## [Data for this exercise]
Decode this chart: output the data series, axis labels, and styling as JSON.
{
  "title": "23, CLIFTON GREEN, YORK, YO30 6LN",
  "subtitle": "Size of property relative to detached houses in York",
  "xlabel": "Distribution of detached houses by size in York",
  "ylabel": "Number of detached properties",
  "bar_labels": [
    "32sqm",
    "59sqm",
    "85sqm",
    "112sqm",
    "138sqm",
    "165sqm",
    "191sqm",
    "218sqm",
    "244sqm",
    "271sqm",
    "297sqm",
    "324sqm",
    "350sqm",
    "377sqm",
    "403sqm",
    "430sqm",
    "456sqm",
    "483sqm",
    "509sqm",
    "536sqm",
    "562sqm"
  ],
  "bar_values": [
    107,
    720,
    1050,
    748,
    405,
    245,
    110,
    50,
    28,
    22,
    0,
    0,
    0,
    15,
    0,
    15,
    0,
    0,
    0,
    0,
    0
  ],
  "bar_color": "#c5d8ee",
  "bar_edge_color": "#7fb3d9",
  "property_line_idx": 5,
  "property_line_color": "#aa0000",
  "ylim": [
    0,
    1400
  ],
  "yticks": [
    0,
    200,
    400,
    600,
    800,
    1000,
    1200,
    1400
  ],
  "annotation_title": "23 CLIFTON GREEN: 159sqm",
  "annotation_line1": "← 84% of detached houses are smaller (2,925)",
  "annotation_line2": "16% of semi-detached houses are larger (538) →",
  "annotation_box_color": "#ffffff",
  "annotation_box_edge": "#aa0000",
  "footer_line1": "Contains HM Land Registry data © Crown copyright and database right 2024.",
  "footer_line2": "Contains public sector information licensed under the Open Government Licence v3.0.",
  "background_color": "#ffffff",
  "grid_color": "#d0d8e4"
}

## [Work to do]
Reproduce the material above, every line of it, exactly.

## [Exercise response]
Decode this chart: output the data series, axis labels, and styling as JSON.
{
  "title": "23, CLIFTON GREEN, YORK, YO30 6LN",
  "subtitle": "Size of property relative to detached houses in York",
  "xlabel": "Distribution of detached houses by size in York",
  "ylabel": "Number of detached properties",
  "bar_labels": [
    "32sqm",
    "59sqm",
    "85sqm",
    "112sqm",
    "138sqm",
    "165sqm",
    "191sqm",
    "218sqm",
    "244sqm",
    "271sqm",
    "297sqm",
    "324sqm",
    "350sqm",
    "377sqm",
    "403sqm",
    "430sqm",
    "456sqm",
    "483sqm",
    "509sqm",
    "536sqm",
    "562sqm"
  ],
  "bar_values": [
    107,
    720,
    1050,
    748,
    405,
    245,
    110,
    50,
    28,
    22,
    0,
    0,
    0,
    15,
    0,
    15,
    0,
    0,
    0,
    0,
    0
  ],
  "bar_color": "#c5d8ee",
  "bar_edge_color": "#7fb3d9",
  "property_line_idx": 5,
  "property_line_color": "#aa0000",
  "ylim": [
    0,
    1400
  ],
  "yticks": [
    0,
    200,
    400,
    600,
    800,
    1000,
    1200,
    1400
  ],
  "annotation_title": "23 CLIFTON GREEN: 159sqm",
  "annotation_line1": "← 84% of detached houses are smaller (2,925)",
  "annotation_line2": "16% of semi-detached houses are larger (538) →",
  "annotation_box_color": "#ffffff",
  "annotation_box_edge": "#aa0000",
  "footer_line1": "Contains HM Land Registry data © Crown copyright and database right 2024.",
  "footer_line2": "Contains public sector information licensed under the Open Government Licence v3.0.",
  "background_color": "#ffffff",
  "grid_color": "#d0d8e4"
}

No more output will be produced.